## [GIVEN EXERCISE]
Spot each line in the records below where the word "Screen" occurs, then copy it.

## [Lines of data]
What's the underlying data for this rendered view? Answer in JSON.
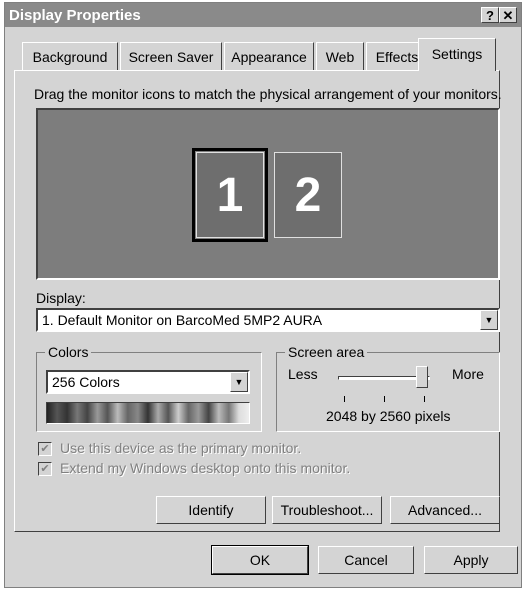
{
  "window": {
    "title": "Display Properties",
    "help_label": "?",
    "close_label": "✕"
  },
  "tabs": [
    {
      "label": "Background"
    },
    {
      "label": "Screen Saver"
    },
    {
      "label": "Appearance"
    },
    {
      "label": "Web"
    },
    {
      "label": "Effects"
    },
    {
      "label": "Settings",
      "active": true
    }
  ],
  "settings": {
    "instruction": "Drag the monitor icons to match the physical arrangement of your monitors.",
    "monitors": [
      {
        "label": "1",
        "selected": true
      },
      {
        "label": "2"
      }
    ],
    "display_label": "Display:",
    "display_value": "1. Default Monitor on BarcoMed 5MP2 AURA",
    "colors_group_title": "Colors",
    "colors_value": "256 Colors",
    "screen_area_title": "Screen area",
    "less_label": "Less",
    "more_label": "More",
    "resolution_text": "2048 by 2560 pixels",
    "slider_level": 1.0,
    "primary_checkbox_label": "Use this device as the primary monitor.",
    "extend_checkbox_label": "Extend my Windows desktop onto this monitor.",
    "identify_label": "Identify",
    "troubleshoot_label": "Troubleshoot...",
    "advanced_label": "Advanced..."
  },
  "footer": {
    "ok_label": "OK",
    "cancel_label": "Cancel",
    "apply_label": "Apply"
  }
}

## [EXERCISE SOLUTION]
      "label": "Screen Saver"
    "screen_area_title": "Screen area",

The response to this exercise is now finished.